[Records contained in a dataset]
+--
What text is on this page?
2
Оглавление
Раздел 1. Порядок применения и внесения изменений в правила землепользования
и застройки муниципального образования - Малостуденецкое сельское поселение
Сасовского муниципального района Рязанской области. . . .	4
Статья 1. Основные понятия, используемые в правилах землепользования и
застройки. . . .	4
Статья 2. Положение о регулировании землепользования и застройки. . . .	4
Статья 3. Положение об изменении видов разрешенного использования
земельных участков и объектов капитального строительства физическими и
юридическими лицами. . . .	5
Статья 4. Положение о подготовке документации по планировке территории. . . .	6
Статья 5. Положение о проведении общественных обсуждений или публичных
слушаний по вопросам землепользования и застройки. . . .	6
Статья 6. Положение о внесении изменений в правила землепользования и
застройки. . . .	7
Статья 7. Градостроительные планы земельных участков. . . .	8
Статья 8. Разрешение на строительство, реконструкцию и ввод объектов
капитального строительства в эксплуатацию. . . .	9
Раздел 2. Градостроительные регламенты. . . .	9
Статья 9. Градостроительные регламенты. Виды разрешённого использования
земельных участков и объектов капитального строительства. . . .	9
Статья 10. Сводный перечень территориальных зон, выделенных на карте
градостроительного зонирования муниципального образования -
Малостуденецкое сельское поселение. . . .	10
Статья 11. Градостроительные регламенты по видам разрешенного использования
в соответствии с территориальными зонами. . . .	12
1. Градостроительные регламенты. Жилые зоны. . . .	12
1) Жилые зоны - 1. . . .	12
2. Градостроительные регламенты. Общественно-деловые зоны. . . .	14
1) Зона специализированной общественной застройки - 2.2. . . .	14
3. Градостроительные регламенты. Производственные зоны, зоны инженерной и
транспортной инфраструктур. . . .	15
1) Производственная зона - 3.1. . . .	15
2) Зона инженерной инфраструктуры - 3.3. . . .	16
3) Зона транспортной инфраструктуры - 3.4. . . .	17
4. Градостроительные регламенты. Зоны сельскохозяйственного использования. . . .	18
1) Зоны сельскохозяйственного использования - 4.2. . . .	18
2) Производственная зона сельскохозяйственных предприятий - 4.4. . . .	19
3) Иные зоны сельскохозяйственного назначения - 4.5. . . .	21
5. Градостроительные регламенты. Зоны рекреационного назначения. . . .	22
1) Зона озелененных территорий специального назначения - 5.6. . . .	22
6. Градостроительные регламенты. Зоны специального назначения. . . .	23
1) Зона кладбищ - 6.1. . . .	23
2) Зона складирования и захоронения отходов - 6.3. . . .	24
+--
- _Exercise brief_:
Copy out each line of the data where the string "регламенты" appears.

- _Output for this task_:
Раздел 2. Градостроительные регламенты. . . .	9
Статья 9. Градостроительные регламенты. Виды разрешённого использования
Статья 11. Градостроительные регламенты по видам разрешенного использования
1. Градостроительные регламенты. Жилые зоны. . . .	12
2. Градостроительные регламенты. Общественно-деловые зоны. . . .	14
3. Градостроительные регламенты. Производственные зоны, зоны инженерной и
4. Градостроительные регламенты. Зоны сельскохозяйственного использования. . . .	18
5. Градостроительные регламенты. Зоны рекреационного назначения. . . .	22
6. Градостроительные регламенты. Зоны специального назначения. . . .	23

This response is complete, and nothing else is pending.